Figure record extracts
--- START ---

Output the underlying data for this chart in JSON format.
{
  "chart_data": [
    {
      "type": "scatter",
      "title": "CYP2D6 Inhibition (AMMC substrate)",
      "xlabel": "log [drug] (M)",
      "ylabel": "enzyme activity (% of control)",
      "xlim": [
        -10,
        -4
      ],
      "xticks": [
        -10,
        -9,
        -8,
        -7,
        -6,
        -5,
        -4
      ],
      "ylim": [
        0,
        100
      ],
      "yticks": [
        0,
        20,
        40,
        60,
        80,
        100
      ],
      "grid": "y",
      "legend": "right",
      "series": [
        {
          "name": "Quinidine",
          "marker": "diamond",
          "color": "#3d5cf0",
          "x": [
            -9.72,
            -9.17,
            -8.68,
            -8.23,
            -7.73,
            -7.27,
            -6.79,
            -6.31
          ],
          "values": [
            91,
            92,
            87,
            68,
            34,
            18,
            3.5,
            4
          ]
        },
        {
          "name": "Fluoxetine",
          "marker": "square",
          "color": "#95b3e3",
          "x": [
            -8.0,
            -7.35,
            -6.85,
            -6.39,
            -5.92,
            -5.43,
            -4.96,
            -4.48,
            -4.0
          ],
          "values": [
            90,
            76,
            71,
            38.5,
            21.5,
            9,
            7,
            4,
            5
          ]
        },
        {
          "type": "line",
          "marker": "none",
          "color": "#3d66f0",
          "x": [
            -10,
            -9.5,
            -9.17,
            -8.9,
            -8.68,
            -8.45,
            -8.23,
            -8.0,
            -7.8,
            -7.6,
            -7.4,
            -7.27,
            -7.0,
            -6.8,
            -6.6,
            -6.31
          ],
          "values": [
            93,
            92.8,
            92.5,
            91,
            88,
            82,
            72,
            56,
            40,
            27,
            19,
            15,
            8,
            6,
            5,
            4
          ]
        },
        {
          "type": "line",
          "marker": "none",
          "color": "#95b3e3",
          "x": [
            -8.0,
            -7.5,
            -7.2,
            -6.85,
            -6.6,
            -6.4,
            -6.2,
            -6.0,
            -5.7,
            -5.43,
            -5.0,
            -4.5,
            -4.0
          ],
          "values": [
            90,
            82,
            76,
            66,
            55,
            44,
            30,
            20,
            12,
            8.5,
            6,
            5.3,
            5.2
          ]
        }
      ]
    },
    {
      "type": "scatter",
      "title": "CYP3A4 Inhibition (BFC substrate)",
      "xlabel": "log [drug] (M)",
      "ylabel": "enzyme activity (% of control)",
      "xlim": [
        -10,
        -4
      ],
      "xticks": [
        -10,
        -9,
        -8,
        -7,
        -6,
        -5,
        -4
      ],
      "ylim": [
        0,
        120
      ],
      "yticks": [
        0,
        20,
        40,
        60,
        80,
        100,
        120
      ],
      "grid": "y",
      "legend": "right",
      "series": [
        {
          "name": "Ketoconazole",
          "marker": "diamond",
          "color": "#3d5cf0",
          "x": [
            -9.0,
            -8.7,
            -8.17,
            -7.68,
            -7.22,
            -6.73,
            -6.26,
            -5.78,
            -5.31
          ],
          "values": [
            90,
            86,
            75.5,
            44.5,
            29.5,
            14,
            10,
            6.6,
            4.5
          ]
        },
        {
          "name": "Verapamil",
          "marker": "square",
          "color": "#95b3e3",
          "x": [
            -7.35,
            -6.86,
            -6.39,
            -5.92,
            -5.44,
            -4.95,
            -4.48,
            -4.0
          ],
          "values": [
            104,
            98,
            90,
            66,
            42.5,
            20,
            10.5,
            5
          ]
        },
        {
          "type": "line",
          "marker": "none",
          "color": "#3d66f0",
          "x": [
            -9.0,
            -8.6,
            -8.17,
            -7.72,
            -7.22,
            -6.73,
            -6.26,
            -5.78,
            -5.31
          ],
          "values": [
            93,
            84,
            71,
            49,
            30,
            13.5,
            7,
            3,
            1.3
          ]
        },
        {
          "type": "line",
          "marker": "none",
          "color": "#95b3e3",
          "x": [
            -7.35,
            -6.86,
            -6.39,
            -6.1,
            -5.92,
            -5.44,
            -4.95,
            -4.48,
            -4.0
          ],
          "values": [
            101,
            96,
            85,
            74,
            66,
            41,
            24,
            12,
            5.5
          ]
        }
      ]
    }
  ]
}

--- END ---

* PROBLEM *
A verbatim copy of all the records is to be produced.

* TASK OUTPUT *
Output the underlying data for this chart in JSON format.
{
  "chart_data": [
    {
      "type": "scatter",
      "title": "CYP2D6 Inhibition (AMMC substrate)",
      "xlabel": "log [drug] (M)",
      "ylabel": "enzyme activity (% of control)",
      "xlim": [
        -10,
        -4
      ],
      "xticks": [
        -10,
        -9,
        -8,
        -7,
        -6,
        -5,
        -4
      ],
      "ylim": [
        0,
        100
      ],
      "yticks": [
        0,
        20,
        40,
        60,
        80,
        100
      ],
      "grid": "y",
      "legend": "right",
      "series": [
        {
          "name": "Quinidine",
          "marker": "diamond",
          "color": "#3d5cf0",
          "x": [
            -9.72,
            -9.17,
            -8.68,
            -8.23,
            -7.73,
            -7.27,
            -6.79,
            -6.31
          ],
          "values": [
            91,
            92,
            87,
            68,
            34,
            18,
            3.5,
            4
          ]
        },
        {
          "name": "Fluoxetine",
          "marker": "square",
          "color": "#95b3e3",
          "x": [
            -8.0,
            -7.35,
            -6.85,
            -6.39,
            -5.92,
            -5.43,
            -4.96,
            -4.48,
            -4.0
          ],
          "values": [
            90,
            76,
            71,
            38.5,
            21.5,
            9,
            7,
            4,
            5
          ]
        },
        {
          "type": "line",
          "marker": "none",
          "color": "#3d66f0",
          "x": [
            -10,
            -9.5,
            -9.17,
            -8.9,
            -8.68,
            -8.45,
            -8.23,
            -8.0,
            -7.8,
            -7.6,
            -7.4,
            -7.27,
            -7.0,
            -6.8,
            -6.6,
            -6.31
          ],
          "values": [
            93,
            92.8,
            92.5,
            91,
            88,
            82,
            72,
            56,
            40,
            27,
            19,
            15,
            8,
            6,
            5,
            4
          ]
        },
        {
          "type": "line",
          "marker": "none",
          "color": "#95b3e3",
          "x": [
            -8.0,
            -7.5,
            -7.2,
            -6.85,
            -6.6,
            -6.4,
            -6.2,
            -6.0,
            -5.7,
            -5.43,
            -5.0,
            -4.5,
            -4.0
          ],
          "values": [
            90,
            82,
            76,
            66,
            55,
            44,
            30,
            20,
            12,
            8.5,
            6,
            5.3,
            5.2
          ]
        }
      ]
    },
    {
      "type": "scatter",
      "title": "CYP3A4 Inhibition (BFC substrate)",
      "xlabel": "log [drug] (M)",
      "ylabel": "enzyme activity (% of control)",
      "xlim": [
        -10,
        -4
      ],
      "xticks": [
        -10,
        -9,
        -8,
        -7,
        -6,
        -5,
        -4
      ],
      "ylim": [
        0,
        120
      ],
      "yticks": [
        0,
        20,
        40,
        60,
        80,
        100,
        120
      ],
      "grid": "y",
      "legend": "right",
      "series": [
        {
          "name": "Ketoconazole",
          "marker": "diamond",
          "color": "#3d5cf0",
          "x": [
            -9.0,
            -8.7,
            -8.17,
            -7.68,
            -7.22,
            -6.73,
            -6.26,
            -5.78,
            -5.31
          ],
          "values": [
            90,
            86,
            75.5,
            44.5,
            29.5,
            14,
            10,
            6.6,
            4.5
          ]
        },
        {
          "name": "Verapamil",
          "marker": "square",
          "color": "#95b3e3",
          "x": [
            -7.35,
            -6.86,
            -6.39,
            -5.92,
            -5.44,
            -4.95,
            -4.48,
            -4.0
          ],
          "values": [
            104,
            98,
            90,
            66,
            42.5,
            20,
            10.5,
            5
          ]
        },
        {
          "type": "line",
          "marker": "none",
          "color": "#3d66f0",
          "x": [
            -9.0,
            -8.6,
            -8.17,
            -7.72,
            -7.22,
            -6.73,
            -6.26,
            -5.78,
            -5.31
          ],
          "values": [
            93,
            84,
            71,
            49,
            30,
            13.5,
            7,
            3,
            1.3
          ]
        },
        {
          "type": "line",
          "marker": "none",
          "color": "#95b3e3",
          "x": [
            -7.35,
            -6.86,
            -6.39,
            -6.1,
            -5.92,
            -5.44,
            -4.95,
            -4.48,
            -4.0
          ],
          "values": [
            101,
            96,
            85,
            74,
            66,
            41,
            24,
            12,
            5.5
          ]
        }
      ]
    }
  ]
}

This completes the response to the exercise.